BRIEF ::
Assemble all lines in which the string "yang" appears.

** start of THE DATA **

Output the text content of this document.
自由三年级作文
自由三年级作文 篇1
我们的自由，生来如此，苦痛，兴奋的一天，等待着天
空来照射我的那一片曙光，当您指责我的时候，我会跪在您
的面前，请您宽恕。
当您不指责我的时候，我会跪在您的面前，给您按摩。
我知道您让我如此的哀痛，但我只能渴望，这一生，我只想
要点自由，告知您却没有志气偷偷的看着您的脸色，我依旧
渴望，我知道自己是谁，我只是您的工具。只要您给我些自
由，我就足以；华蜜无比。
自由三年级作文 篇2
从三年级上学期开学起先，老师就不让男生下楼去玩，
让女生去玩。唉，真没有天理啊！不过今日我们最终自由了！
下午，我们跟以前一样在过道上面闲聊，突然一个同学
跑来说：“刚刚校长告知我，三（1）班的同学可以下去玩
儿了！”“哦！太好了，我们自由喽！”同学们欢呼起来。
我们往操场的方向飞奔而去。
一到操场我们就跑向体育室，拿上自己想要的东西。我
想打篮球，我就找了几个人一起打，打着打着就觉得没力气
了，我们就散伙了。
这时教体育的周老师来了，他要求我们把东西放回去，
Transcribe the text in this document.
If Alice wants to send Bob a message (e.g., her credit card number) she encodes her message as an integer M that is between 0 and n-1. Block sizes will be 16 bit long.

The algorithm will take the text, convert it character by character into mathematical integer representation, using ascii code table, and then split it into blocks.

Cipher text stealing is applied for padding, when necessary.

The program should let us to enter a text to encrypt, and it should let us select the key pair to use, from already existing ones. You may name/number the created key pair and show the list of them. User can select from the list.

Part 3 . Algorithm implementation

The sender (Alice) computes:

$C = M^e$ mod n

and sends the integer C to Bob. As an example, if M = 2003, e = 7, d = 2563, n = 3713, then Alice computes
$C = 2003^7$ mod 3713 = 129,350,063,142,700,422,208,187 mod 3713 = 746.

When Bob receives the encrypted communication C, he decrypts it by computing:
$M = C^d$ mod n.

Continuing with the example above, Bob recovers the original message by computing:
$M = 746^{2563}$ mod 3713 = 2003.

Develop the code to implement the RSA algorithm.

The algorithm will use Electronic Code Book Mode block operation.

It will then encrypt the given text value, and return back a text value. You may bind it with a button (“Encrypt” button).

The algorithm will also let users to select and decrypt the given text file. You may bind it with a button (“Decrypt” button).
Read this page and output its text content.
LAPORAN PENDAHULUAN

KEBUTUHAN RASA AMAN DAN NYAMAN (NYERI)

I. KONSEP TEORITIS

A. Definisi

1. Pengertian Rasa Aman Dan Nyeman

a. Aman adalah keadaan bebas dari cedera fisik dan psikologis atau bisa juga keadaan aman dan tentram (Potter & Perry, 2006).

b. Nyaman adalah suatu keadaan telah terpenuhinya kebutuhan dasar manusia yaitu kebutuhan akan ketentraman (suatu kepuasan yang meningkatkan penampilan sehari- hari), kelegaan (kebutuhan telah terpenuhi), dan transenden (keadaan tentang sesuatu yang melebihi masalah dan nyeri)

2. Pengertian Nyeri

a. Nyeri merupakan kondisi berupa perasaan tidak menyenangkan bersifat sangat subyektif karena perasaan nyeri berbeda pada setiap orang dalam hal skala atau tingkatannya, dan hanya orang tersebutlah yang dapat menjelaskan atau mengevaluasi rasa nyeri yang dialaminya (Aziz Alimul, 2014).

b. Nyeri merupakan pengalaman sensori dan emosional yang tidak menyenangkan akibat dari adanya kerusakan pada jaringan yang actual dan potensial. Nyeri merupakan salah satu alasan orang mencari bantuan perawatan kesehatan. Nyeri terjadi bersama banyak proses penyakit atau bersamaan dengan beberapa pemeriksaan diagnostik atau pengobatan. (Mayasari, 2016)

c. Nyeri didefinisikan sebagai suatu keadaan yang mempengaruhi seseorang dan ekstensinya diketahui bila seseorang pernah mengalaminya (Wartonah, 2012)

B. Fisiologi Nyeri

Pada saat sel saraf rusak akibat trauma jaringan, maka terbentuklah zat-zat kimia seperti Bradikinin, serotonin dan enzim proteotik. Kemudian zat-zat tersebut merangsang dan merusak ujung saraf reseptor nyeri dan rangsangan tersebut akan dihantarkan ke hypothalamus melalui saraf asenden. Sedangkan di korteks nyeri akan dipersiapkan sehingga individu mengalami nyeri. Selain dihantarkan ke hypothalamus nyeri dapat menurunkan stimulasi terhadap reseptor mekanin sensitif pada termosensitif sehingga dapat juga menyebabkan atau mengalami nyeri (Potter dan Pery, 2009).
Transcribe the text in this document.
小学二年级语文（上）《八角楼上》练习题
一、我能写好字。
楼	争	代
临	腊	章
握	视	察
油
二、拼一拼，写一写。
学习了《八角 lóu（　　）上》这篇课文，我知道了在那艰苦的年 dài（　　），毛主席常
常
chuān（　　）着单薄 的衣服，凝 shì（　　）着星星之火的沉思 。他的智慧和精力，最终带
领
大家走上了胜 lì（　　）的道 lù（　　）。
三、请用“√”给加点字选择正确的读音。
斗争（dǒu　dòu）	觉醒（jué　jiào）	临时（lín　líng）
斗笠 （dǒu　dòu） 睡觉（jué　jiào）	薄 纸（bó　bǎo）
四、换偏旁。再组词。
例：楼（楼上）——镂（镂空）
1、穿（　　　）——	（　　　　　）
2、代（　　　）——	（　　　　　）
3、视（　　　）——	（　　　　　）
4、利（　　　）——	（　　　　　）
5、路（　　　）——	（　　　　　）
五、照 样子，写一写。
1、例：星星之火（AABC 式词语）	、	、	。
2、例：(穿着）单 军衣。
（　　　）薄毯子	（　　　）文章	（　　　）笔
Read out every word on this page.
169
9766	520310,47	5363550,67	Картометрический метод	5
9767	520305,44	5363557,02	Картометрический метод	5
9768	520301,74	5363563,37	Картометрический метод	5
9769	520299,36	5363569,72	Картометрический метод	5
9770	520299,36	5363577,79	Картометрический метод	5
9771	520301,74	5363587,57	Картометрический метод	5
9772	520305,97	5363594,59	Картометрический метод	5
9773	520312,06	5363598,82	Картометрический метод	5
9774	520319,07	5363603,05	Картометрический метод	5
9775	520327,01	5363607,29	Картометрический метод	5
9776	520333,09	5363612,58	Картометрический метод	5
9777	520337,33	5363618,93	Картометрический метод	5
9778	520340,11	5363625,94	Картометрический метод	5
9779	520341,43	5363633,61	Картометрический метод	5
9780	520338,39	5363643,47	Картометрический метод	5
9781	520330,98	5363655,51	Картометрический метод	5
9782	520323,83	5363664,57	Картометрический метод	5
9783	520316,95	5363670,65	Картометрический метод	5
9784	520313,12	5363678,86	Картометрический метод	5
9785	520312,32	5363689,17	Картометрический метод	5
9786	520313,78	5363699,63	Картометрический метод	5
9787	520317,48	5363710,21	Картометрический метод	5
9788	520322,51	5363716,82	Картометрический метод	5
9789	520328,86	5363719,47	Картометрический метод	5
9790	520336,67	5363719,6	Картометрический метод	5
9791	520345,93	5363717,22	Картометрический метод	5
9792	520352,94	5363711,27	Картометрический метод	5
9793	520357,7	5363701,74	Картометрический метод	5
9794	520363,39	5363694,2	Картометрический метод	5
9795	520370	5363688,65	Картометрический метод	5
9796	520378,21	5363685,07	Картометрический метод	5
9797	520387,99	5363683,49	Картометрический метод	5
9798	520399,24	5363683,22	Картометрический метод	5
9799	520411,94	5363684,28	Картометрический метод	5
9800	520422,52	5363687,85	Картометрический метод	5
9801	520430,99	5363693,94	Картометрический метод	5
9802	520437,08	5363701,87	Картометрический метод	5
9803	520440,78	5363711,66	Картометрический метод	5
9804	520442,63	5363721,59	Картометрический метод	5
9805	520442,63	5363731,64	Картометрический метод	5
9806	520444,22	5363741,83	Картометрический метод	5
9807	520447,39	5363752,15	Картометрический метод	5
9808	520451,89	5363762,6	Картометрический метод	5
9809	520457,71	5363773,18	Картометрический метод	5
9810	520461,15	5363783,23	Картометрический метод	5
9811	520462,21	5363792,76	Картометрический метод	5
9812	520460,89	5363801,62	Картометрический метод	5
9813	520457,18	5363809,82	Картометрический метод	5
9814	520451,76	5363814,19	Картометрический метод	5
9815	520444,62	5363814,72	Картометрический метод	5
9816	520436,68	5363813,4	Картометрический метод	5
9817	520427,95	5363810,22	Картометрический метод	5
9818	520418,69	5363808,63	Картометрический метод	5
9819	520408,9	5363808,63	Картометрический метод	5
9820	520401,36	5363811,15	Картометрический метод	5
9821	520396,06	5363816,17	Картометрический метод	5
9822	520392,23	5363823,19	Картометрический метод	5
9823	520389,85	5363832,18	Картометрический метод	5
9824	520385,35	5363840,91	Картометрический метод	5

** end of THE DATA **

SOLVED EXERCISE ::
b. Nyaman adalah suatu keadaan telah terpenuhinya kebutuhan dasar manusia yaitu kebutuhan akan ketentraman (suatu kepuasan yang meningkatkan penampilan sehari- hari), kelegaan (kebutuhan telah terpenuhi), dan transenden (keadaan tentang sesuatu yang melebihi masalah dan nyeri)
a. Nyeri merupakan kondisi berupa perasaan tidak menyenangkan bersifat sangat subyektif karena perasaan nyeri berbeda pada setiap orang dalam hal skala atau tingkatannya, dan hanya orang tersebutlah yang dapat menjelaskan atau mengevaluasi rasa nyeri yang dialaminya (Aziz Alimul, 2014).
b. Nyeri merupakan pengalaman sensori dan emosional yang tidak menyenangkan akibat dari adanya kerusakan pada jaringan yang actual dan potensial. Nyeri merupakan salah satu alasan orang mencari bantuan perawatan kesehatan. Nyeri terjadi bersama banyak proses penyakit atau bersamaan dengan beberapa pemeriksaan diagnostik atau pengobatan. (Mayasari, 2016)
c. Nyeri didefinisikan sebagai suatu keadaan yang mempengaruhi seseorang dan ekstensinya diketahui bila seseorang pernah mengalaminya (Wartonah, 2012)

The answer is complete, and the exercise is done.